**WHAT YOU ARE ASKED TO DO**
Extract all lines in the data that contain the word "семестр".

**SOURCE RECORDS**
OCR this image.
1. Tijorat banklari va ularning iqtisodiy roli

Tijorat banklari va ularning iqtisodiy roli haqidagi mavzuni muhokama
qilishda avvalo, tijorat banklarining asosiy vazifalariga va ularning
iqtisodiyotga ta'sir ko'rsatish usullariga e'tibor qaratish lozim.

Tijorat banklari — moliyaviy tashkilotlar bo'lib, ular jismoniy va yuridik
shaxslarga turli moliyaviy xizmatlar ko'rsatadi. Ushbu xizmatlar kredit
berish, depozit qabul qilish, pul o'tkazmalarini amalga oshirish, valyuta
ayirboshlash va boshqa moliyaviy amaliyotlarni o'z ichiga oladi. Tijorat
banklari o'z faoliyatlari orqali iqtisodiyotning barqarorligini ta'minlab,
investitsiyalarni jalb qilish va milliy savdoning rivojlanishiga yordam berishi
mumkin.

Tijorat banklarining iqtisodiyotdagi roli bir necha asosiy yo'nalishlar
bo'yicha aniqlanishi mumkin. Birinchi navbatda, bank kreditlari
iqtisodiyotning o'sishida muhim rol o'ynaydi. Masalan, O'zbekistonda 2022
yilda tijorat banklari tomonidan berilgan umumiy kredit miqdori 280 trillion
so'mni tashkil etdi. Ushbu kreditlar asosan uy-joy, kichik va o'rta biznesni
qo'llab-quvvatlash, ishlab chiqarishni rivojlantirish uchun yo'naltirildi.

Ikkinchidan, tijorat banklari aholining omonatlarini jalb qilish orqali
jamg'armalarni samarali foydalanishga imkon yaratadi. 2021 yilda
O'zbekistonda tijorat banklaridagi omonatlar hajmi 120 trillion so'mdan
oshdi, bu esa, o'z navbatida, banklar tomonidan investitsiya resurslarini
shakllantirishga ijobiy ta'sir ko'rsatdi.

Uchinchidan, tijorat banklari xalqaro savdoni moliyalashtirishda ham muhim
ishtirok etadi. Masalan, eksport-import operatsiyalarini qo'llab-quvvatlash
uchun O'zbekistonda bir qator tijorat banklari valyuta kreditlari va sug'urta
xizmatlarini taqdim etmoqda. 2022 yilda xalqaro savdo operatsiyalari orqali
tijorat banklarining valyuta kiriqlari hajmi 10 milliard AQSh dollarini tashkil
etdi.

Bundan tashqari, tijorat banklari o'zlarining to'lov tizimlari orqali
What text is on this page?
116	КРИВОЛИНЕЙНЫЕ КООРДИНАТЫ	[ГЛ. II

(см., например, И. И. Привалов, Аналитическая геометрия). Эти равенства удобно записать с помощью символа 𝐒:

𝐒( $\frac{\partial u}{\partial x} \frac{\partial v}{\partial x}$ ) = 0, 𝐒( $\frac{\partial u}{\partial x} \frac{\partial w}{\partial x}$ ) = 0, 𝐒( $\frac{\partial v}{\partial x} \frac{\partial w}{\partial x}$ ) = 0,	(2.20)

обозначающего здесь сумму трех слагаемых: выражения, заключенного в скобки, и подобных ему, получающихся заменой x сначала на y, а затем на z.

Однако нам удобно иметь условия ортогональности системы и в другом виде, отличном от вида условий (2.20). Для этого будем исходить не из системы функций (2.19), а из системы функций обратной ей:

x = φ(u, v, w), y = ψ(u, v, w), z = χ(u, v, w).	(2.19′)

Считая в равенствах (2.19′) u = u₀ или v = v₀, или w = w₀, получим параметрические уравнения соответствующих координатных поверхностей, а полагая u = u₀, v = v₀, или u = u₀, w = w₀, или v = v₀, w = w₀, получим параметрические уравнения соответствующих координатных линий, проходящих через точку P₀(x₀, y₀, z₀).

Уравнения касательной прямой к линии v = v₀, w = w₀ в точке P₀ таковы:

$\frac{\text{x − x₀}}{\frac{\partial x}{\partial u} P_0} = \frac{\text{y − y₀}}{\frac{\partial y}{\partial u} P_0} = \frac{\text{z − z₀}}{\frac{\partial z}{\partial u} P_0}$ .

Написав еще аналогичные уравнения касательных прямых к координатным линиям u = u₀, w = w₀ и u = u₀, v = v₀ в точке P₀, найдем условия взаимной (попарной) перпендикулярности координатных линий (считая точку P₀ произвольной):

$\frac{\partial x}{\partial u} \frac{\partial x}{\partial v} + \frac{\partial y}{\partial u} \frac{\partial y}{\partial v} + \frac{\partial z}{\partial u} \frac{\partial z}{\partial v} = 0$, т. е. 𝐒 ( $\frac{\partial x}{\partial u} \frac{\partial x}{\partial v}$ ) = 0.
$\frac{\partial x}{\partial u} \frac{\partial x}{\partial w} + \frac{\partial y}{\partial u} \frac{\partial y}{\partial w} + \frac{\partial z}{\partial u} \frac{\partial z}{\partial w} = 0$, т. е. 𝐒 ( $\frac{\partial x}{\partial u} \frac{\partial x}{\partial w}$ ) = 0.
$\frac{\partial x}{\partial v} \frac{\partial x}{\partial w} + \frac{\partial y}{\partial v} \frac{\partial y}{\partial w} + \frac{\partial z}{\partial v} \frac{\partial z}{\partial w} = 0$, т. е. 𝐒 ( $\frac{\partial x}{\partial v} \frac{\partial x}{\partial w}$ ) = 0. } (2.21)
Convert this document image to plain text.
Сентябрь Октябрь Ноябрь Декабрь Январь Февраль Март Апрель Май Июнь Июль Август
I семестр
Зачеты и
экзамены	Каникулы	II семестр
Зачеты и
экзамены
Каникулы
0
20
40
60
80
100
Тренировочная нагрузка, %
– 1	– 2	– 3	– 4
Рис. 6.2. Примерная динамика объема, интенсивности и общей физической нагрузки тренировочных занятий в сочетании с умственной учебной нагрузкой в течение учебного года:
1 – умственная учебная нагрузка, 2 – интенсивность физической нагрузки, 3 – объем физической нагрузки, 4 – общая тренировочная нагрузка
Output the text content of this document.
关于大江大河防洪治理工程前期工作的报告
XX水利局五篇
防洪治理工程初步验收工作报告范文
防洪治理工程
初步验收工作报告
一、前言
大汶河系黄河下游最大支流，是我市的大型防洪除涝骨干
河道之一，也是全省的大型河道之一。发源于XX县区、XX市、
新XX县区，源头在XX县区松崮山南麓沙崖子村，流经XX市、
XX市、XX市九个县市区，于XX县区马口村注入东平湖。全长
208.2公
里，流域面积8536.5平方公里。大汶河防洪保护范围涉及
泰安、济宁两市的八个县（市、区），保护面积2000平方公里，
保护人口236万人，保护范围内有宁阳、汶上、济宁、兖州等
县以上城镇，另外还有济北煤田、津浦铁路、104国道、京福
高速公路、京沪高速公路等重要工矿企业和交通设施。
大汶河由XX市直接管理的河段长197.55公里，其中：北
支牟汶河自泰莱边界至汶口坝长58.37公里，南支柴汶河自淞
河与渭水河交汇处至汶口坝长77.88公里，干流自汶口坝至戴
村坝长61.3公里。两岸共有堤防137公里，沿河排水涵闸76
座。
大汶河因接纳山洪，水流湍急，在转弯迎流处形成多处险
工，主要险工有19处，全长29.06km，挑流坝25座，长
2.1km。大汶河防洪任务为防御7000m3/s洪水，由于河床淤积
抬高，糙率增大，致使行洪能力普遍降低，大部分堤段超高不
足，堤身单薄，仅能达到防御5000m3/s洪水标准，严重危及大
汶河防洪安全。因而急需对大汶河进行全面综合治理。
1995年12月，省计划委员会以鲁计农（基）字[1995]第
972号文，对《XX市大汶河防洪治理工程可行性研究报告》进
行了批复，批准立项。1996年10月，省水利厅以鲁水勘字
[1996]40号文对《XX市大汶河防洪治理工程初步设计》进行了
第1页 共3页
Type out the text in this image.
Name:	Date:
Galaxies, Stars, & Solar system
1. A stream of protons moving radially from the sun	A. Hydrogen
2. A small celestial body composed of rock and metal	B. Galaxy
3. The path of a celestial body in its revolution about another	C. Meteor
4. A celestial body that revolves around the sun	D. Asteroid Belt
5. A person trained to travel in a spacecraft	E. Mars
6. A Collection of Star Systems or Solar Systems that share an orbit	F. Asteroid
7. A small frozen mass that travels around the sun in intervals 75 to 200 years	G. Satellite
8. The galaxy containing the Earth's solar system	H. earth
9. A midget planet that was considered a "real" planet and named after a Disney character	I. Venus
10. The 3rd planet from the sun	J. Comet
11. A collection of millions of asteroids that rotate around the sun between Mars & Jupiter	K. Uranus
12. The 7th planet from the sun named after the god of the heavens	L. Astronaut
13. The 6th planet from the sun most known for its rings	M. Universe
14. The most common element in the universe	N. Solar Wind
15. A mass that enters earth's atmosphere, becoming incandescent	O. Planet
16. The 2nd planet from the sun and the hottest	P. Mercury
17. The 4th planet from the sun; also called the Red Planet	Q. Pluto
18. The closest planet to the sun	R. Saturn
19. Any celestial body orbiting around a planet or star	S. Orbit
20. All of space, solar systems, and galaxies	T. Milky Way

**RESPONSE**
I семестр
экзамены	Каникулы	II семестр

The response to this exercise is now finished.